** What to work on **
Transcribe the data in full and exactly, omitting any pictures.

* Start Task data *

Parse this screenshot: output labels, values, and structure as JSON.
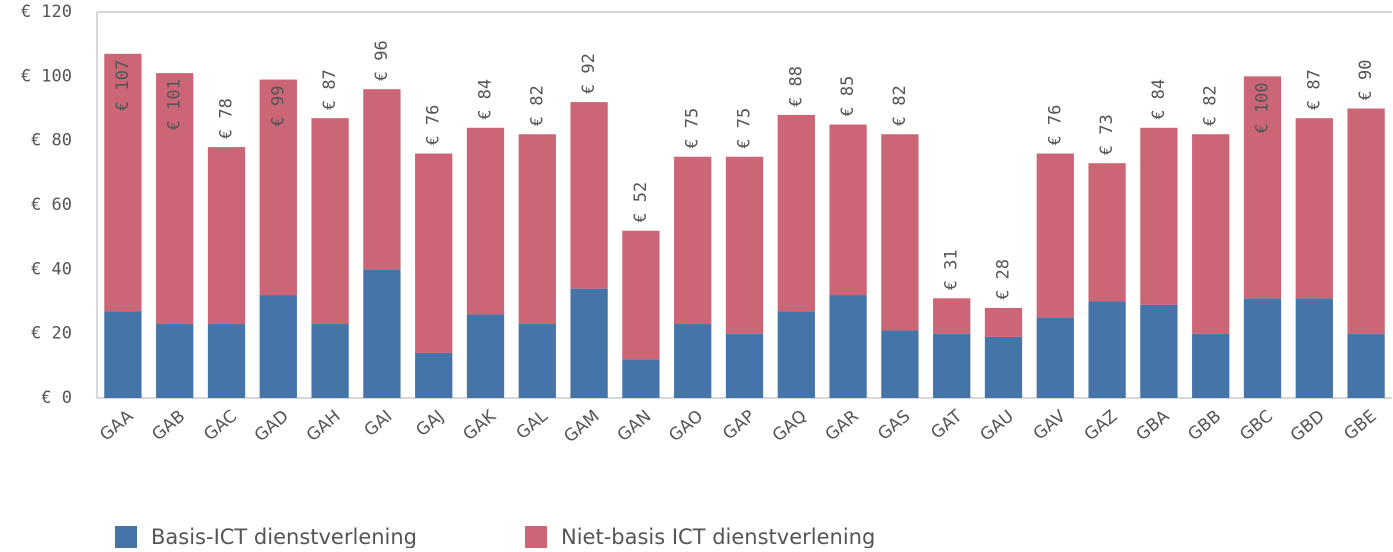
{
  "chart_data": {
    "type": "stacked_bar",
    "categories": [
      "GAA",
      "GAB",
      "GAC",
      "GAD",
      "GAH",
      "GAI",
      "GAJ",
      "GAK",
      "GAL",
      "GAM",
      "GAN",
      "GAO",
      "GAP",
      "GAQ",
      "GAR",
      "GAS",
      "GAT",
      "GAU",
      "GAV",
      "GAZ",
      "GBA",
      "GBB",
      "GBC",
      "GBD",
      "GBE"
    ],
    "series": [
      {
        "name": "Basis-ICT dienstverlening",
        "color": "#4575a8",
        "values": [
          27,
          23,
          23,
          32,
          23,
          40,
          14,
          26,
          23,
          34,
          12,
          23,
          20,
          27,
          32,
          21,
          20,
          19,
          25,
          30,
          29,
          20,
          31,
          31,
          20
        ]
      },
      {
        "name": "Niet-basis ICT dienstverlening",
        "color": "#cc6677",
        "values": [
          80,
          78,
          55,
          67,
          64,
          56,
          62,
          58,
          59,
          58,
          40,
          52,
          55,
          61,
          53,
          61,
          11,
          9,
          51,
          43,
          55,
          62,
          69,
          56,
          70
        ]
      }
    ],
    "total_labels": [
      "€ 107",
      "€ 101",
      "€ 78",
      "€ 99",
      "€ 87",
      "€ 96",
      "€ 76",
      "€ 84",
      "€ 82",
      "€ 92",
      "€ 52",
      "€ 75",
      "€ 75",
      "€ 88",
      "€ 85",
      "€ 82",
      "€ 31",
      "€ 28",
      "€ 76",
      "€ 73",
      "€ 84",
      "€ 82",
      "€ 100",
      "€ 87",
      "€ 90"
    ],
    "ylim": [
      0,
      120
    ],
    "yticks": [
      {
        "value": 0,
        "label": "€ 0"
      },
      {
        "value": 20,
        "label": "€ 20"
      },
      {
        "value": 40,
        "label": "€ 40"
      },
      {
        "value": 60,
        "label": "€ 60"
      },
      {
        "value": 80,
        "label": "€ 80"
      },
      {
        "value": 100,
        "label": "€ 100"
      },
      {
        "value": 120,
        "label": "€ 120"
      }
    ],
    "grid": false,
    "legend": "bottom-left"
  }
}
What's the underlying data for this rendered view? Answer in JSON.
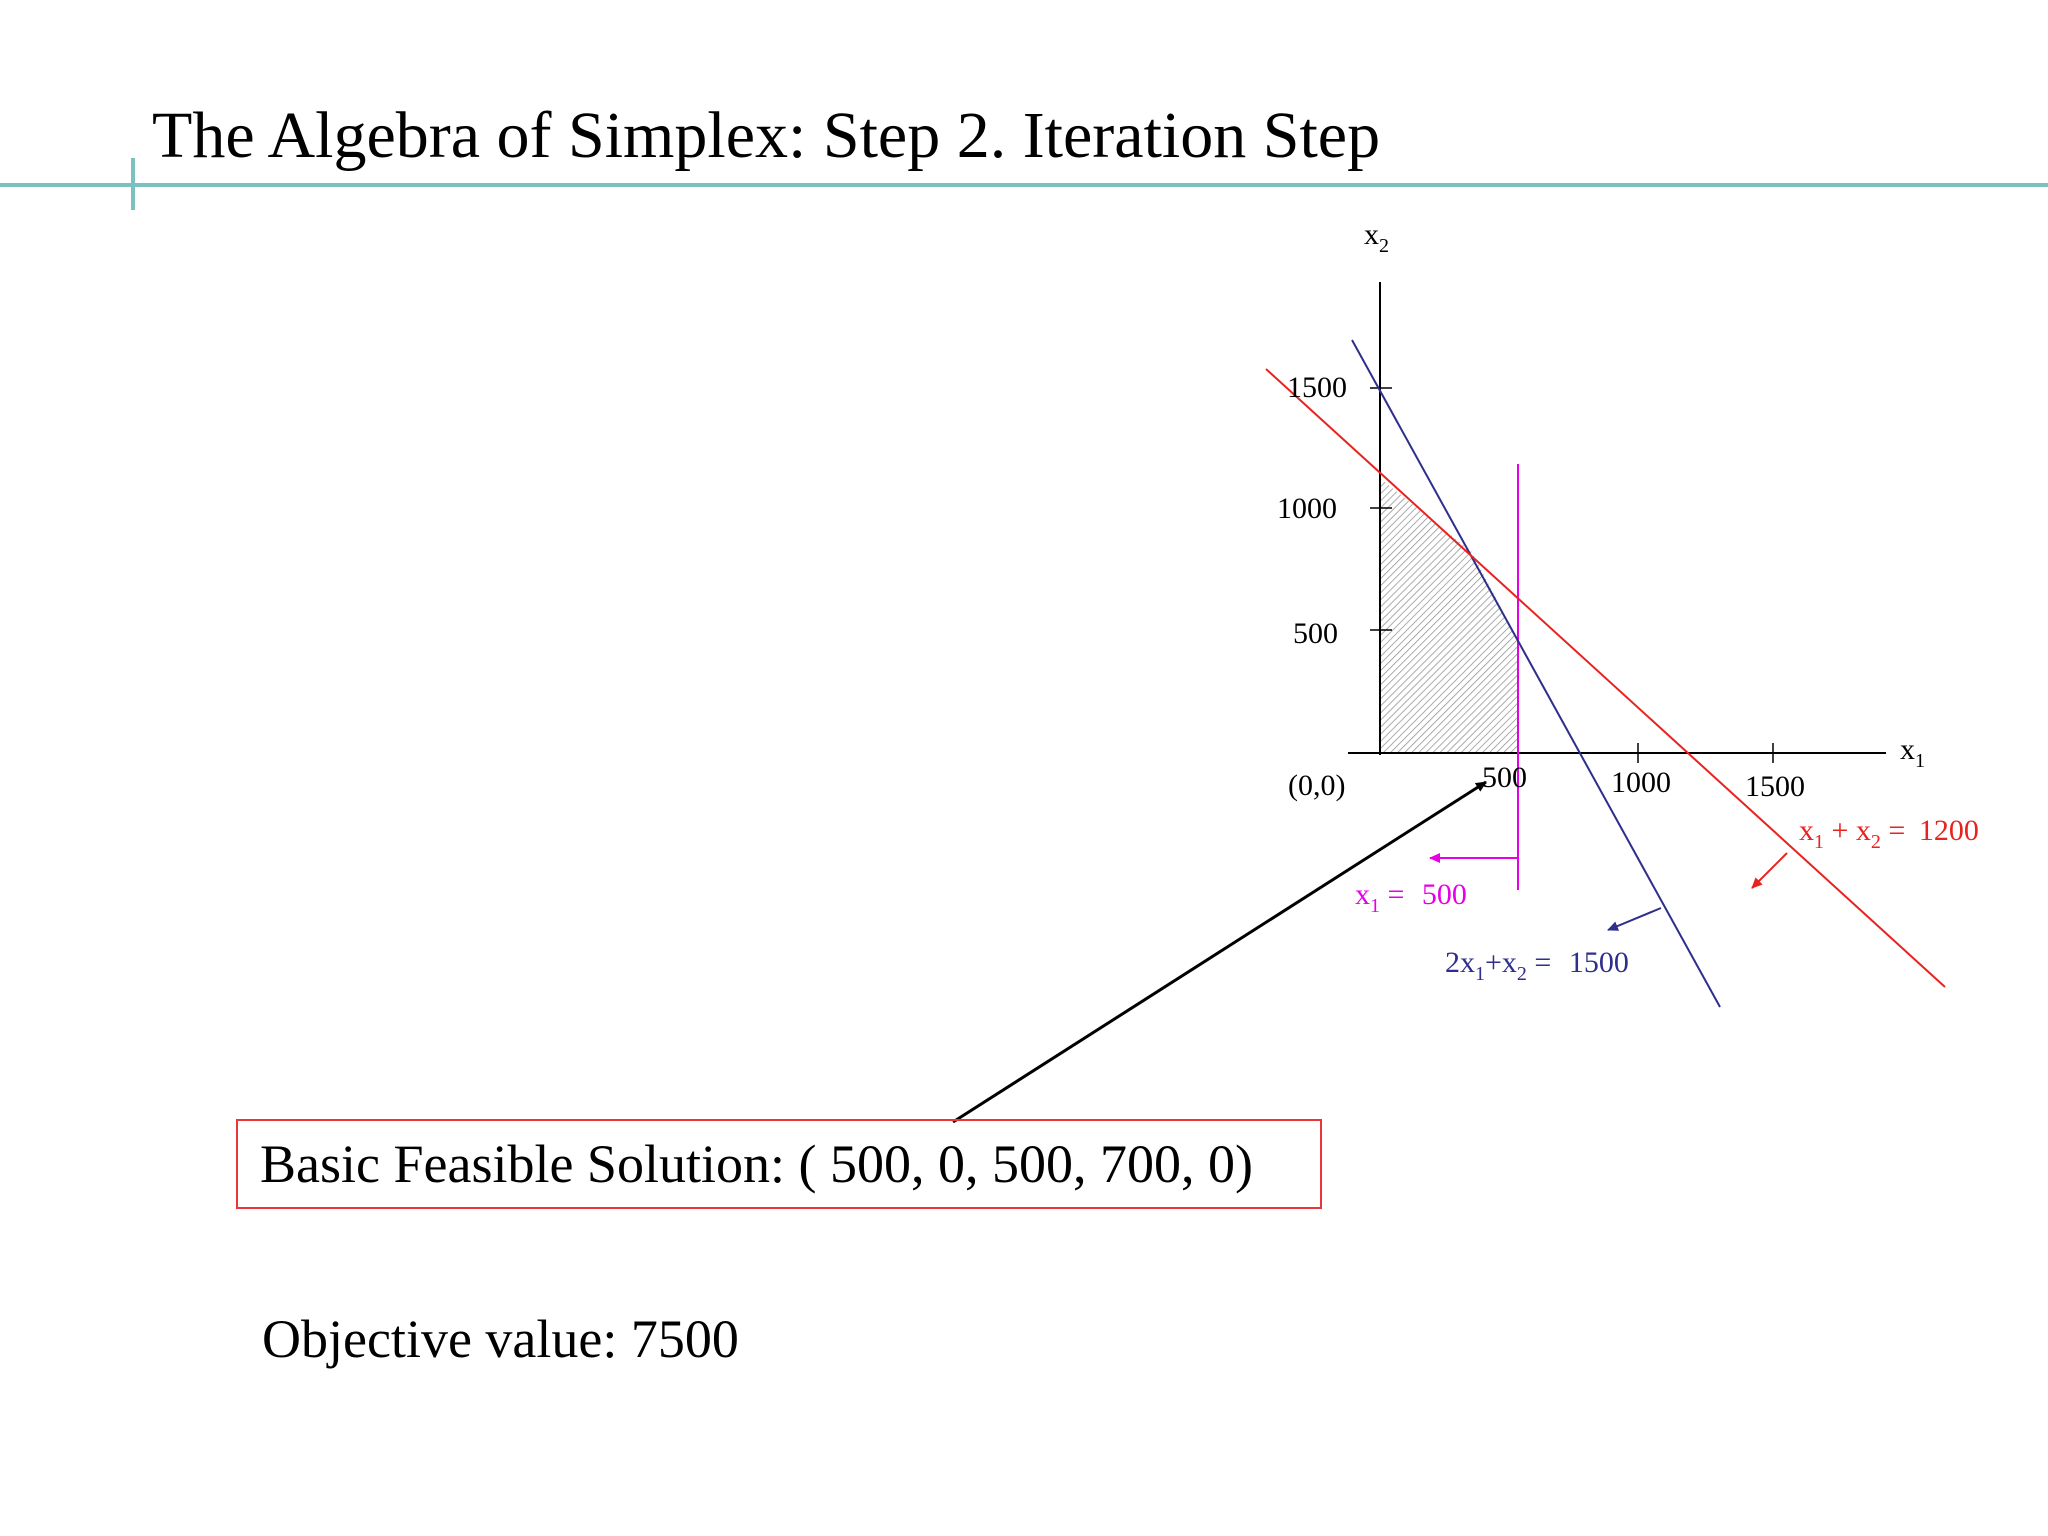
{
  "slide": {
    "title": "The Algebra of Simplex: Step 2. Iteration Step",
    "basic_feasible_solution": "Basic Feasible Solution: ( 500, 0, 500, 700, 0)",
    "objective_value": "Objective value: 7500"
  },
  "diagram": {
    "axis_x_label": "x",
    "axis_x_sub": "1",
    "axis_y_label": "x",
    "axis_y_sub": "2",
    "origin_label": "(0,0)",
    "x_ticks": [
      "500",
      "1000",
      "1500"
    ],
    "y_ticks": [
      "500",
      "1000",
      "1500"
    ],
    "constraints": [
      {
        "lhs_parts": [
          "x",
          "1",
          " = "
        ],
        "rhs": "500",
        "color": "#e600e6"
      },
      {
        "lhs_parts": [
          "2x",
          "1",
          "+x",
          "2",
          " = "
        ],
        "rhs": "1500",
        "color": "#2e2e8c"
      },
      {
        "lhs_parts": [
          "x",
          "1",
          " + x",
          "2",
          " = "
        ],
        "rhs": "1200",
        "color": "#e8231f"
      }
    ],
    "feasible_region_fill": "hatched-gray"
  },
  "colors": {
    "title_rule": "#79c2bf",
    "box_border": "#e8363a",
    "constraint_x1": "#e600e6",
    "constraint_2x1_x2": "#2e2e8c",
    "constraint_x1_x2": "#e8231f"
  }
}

* End Task data *

** Correct result **
Parse this screenshot: output labels, values, and structure as JSON.
{
  "chart_data": {
    "type": "stacked_bar",
    "categories": [
      "GAA",
      "GAB",
      "GAC",
      "GAD",
      "GAH",
      "GAI",
      "GAJ",
      "GAK",
      "GAL",
      "GAM",
      "GAN",
      "GAO",
      "GAP",
      "GAQ",
      "GAR",
      "GAS",
      "GAT",
      "GAU",
      "GAV",
      "GAZ",
      "GBA",
      "GBB",
      "GBC",
      "GBD",
      "GBE"
    ],
    "series": [
      {
        "name": "Basis-ICT dienstverlening",
        "color": "#4575a8",
        "values": [
          27,
          23,
          23,
          32,
          23,
          40,
          14,
          26,
          23,
          34,
          12,
          23,
          20,
          27,
          32,
          21,
          20,
          19,
          25,
          30,
          29,
          20,
          31,
          31,
          20
        ]
      },
      {
        "name": "Niet-basis ICT dienstverlening",
        "color": "#cc6677",
        "values": [
          80,
          78,
          55,
          67,
          64,
          56,
          62,
          58,
          59,
          58,
          40,
          52,
          55,
          61,
          53,
          61,
          11,
          9,
          51,
          43,
          55,
          62,
          69,
          56,
          70
        ]
      }
    ],
    "total_labels": [
      "€ 107",
      "€ 101",
      "€ 78",
      "€ 99",
      "€ 87",
      "€ 96",
      "€ 76",
      "€ 84",
      "€ 82",
      "€ 92",
      "€ 52",
      "€ 75",
      "€ 75",
      "€ 88",
      "€ 85",
      "€ 82",
      "€ 31",
      "€ 28",
      "€ 76",
      "€ 73",
      "€ 84",
      "€ 82",
      "€ 100",
      "€ 87",
      "€ 90"
    ],
    "ylim": [
      0,
      120
    ],
    "yticks": [
      {
        "value": 0,
        "label": "€ 0"
      },
      {
        "value": 20,
        "label": "€ 20"
      },
      {
        "value": 40,
        "label": "€ 40"
      },
      {
        "value": 60,
        "label": "€ 60"
      },
      {
        "value": 80,
        "label": "€ 80"
      },
      {
        "value": 100,
        "label": "€ 100"
      },
      {
        "value": 120,
        "label": "€ 120"
      }
    ],
    "grid": false,
    "legend": "bottom-left"
  }
}
What's the underlying data for this rendered view? Answer in JSON.
{
  "slide": {
    "title": "The Algebra of Simplex: Step 2. Iteration Step",
    "basic_feasible_solution": "Basic Feasible Solution: ( 500, 0, 500, 700, 0)",
    "objective_value": "Objective value: 7500"
  },
  "diagram": {
    "axis_x_label": "x",
    "axis_x_sub": "1",
    "axis_y_label": "x",
    "axis_y_sub": "2",
    "origin_label": "(0,0)",
    "x_ticks": [
      "500",
      "1000",
      "1500"
    ],
    "y_ticks": [
      "500",
      "1000",
      "1500"
    ],
    "constraints": [
      {
        "lhs_parts": [
          "x",
          "1",
          " = "
        ],
        "rhs": "500",
        "color": "#e600e6"
      },
      {
        "lhs_parts": [
          "2x",
          "1",
          "+x",
          "2",
          " = "
        ],
        "rhs": "1500",
        "color": "#2e2e8c"
      },
      {
        "lhs_parts": [
          "x",
          "1",
          " + x",
          "2",
          " = "
        ],
        "rhs": "1200",
        "color": "#e8231f"
      }
    ],
    "feasible_region_fill": "hatched-gray"
  },
  "colors": {
    "title_rule": "#79c2bf",
    "box_border": "#e8363a",
    "constraint_x1": "#e600e6",
    "constraint_2x1_x2": "#2e2e8c",
    "constraint_x1_x2": "#e8231f"
  }
}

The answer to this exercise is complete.